▶ TASK GOAL
Leave the images aside and repeat the whole listing exactly.
_ _ _ _ _
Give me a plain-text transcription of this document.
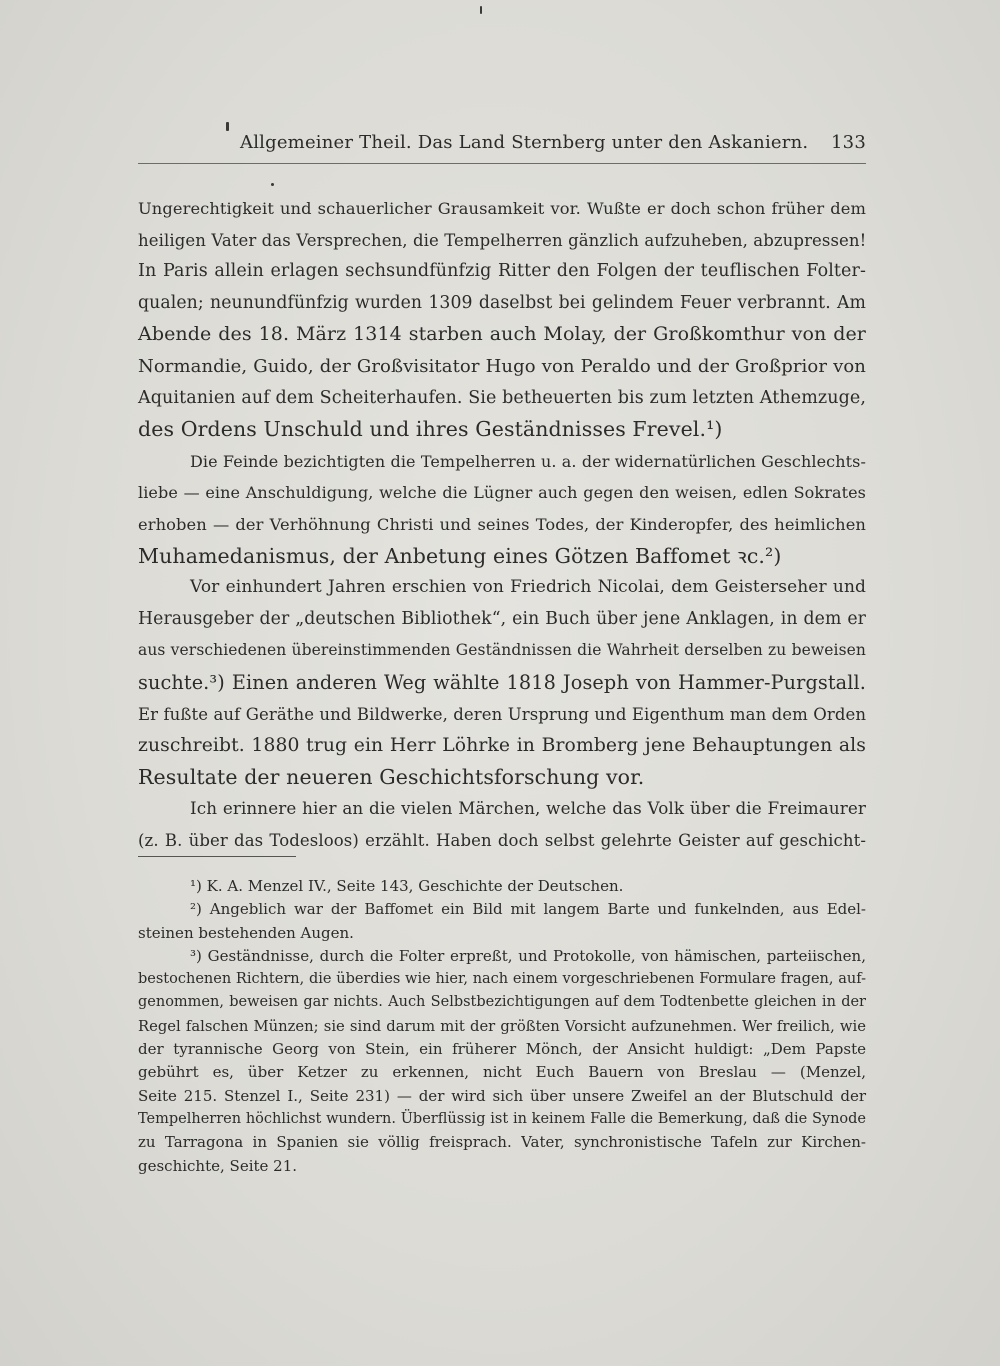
Allgemeiner Theil. Das Land Sternberg unter den Askaniern. 133
Ungerechtigkeit und schauerlicher Grausamkeit vor. Wußte er doch schon früher dem
heiligen Vater das Versprechen, die Tempelherren gänzlich aufzuheben, abzupressen!
In Paris allein erlagen sechsundfünfzig Ritter den Folgen der teuflischen Folter-
qualen; neunundfünfzig wurden 1309 daselbst bei gelindem Feuer verbrannt. Am
Abende des 18. März 1314 starben auch Molay, der Großkomthur von der
Normandie, Guido, der Großvisitator Hugo von Peraldo und der Großprior von
Aquitanien auf dem Scheiterhaufen. Sie betheuerten bis zum letzten Athemzuge,
des Ordens Unschuld und ihres Geständnisses Frevel.¹)
Die Feinde bezichtigten die Tempelherren u. a. der widernatürlichen Geschlechts-
liebe — eine Anschuldigung, welche die Lügner auch gegen den weisen, edlen Sokrates
erhoben — der Verhöhnung Christi und seines Todes, der Kinderopfer, des heimlichen
Muhamedanismus, der Anbetung eines Götzen Baffomet ꝛc.²)
Vor einhundert Jahren erschien von Friedrich Nicolai, dem Geisterseher und
Herausgeber der „deutschen Bibliothek“, ein Buch über jene Anklagen, in dem er
aus verschiedenen übereinstimmenden Geständnissen die Wahrheit derselben zu beweisen
suchte.³) Einen anderen Weg wählte 1818 Joseph von Hammer-Purgstall.
Er fußte auf Geräthe und Bildwerke, deren Ursprung und Eigenthum man dem Orden
zuschreibt. 1880 trug ein Herr Löhrke in Bromberg jene Behauptungen als
Resultate der neueren Geschichtsforschung vor.
Ich erinnere hier an die vielen Märchen, welche das Volk über die Freimaurer
(z. B. über das Todesloos) erzählt. Haben doch selbst gelehrte Geister auf geschicht-
¹) K. A. Menzel IV., Seite 143, Geschichte der Deutschen.
²) Angeblich war der Baffomet ein Bild mit langem Barte und funkelnden, aus Edel-
steinen bestehenden Augen.
³) Geständnisse, durch die Folter erpreßt, und Protokolle, von hämischen, parteiischen,
bestochenen Richtern, die überdies wie hier, nach einem vorgeschriebenen Formulare fragen, auf-
genommen, beweisen gar nichts. Auch Selbstbezichtigungen auf dem Todtenbette gleichen in der
Regel falschen Münzen; sie sind darum mit der größten Vorsicht aufzunehmen. Wer freilich, wie
der tyrannische Georg von Stein, ein früherer Mönch, der Ansicht huldigt: „Dem Papste
gebührt es, über Ketzer zu erkennen, nicht Euch Bauern von Breslau — (Menzel,
Seite 215. Stenzel I., Seite 231) — der wird sich über unsere Zweifel an der Blutschuld der
Tempelherren höchlichst wundern. Überflüssig ist in keinem Falle die Bemerkung, daß die Synode
zu Tarragona in Spanien sie völlig freisprach. Vater, synchronistische Tafeln zur Kirchen-
geschichte, Seite 21.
_ _ _ _ _
▶ YOUR SOLUTION
Give me a plain-text transcription of this document.
Allgemeiner Theil. Das Land Sternberg unter den Askaniern. 133
Ungerechtigkeit und schauerlicher Grausamkeit vor. Wußte er doch schon früher dem
heiligen Vater das Versprechen, die Tempelherren gänzlich aufzuheben, abzupressen!
In Paris allein erlagen sechsundfünfzig Ritter den Folgen der teuflischen Folter-
qualen; neunundfünfzig wurden 1309 daselbst bei gelindem Feuer verbrannt. Am
Abende des 18. März 1314 starben auch Molay, der Großkomthur von der
Normandie, Guido, der Großvisitator Hugo von Peraldo und der Großprior von
Aquitanien auf dem Scheiterhaufen. Sie betheuerten bis zum letzten Athemzuge,
des Ordens Unschuld und ihres Geständnisses Frevel.¹)
Die Feinde bezichtigten die Tempelherren u. a. der widernatürlichen Geschlechts-
liebe — eine Anschuldigung, welche die Lügner auch gegen den weisen, edlen Sokrates
erhoben — der Verhöhnung Christi und seines Todes, der Kinderopfer, des heimlichen
Muhamedanismus, der Anbetung eines Götzen Baffomet ꝛc.²)
Vor einhundert Jahren erschien von Friedrich Nicolai, dem Geisterseher und
Herausgeber der „deutschen Bibliothek“, ein Buch über jene Anklagen, in dem er
aus verschiedenen übereinstimmenden Geständnissen die Wahrheit derselben zu beweisen
suchte.³) Einen anderen Weg wählte 1818 Joseph von Hammer-Purgstall.
Er fußte auf Geräthe und Bildwerke, deren Ursprung und Eigenthum man dem Orden
zuschreibt. 1880 trug ein Herr Löhrke in Bromberg jene Behauptungen als
Resultate der neueren Geschichtsforschung vor.
Ich erinnere hier an die vielen Märchen, welche das Volk über die Freimaurer
(z. B. über das Todesloos) erzählt. Haben doch selbst gelehrte Geister auf geschicht-
¹) K. A. Menzel IV., Seite 143, Geschichte der Deutschen.
²) Angeblich war der Baffomet ein Bild mit langem Barte und funkelnden, aus Edel-
steinen bestehenden Augen.
³) Geständnisse, durch die Folter erpreßt, und Protokolle, von hämischen, parteiischen,
bestochenen Richtern, die überdies wie hier, nach einem vorgeschriebenen Formulare fragen, auf-
genommen, beweisen gar nichts. Auch Selbstbezichtigungen auf dem Todtenbette gleichen in der
Regel falschen Münzen; sie sind darum mit der größten Vorsicht aufzunehmen. Wer freilich, wie
der tyrannische Georg von Stein, ein früherer Mönch, der Ansicht huldigt: „Dem Papste
gebührt es, über Ketzer zu erkennen, nicht Euch Bauern von Breslau — (Menzel,
Seite 215. Stenzel I., Seite 231) — der wird sich über unsere Zweifel an der Blutschuld der
Tempelherren höchlichst wundern. Überflüssig ist in keinem Falle die Bemerkung, daß die Synode
zu Tarragona in Spanien sie völlig freisprach. Vater, synchronistische Tafeln zur Kirchen-
geschichte, Seite 21.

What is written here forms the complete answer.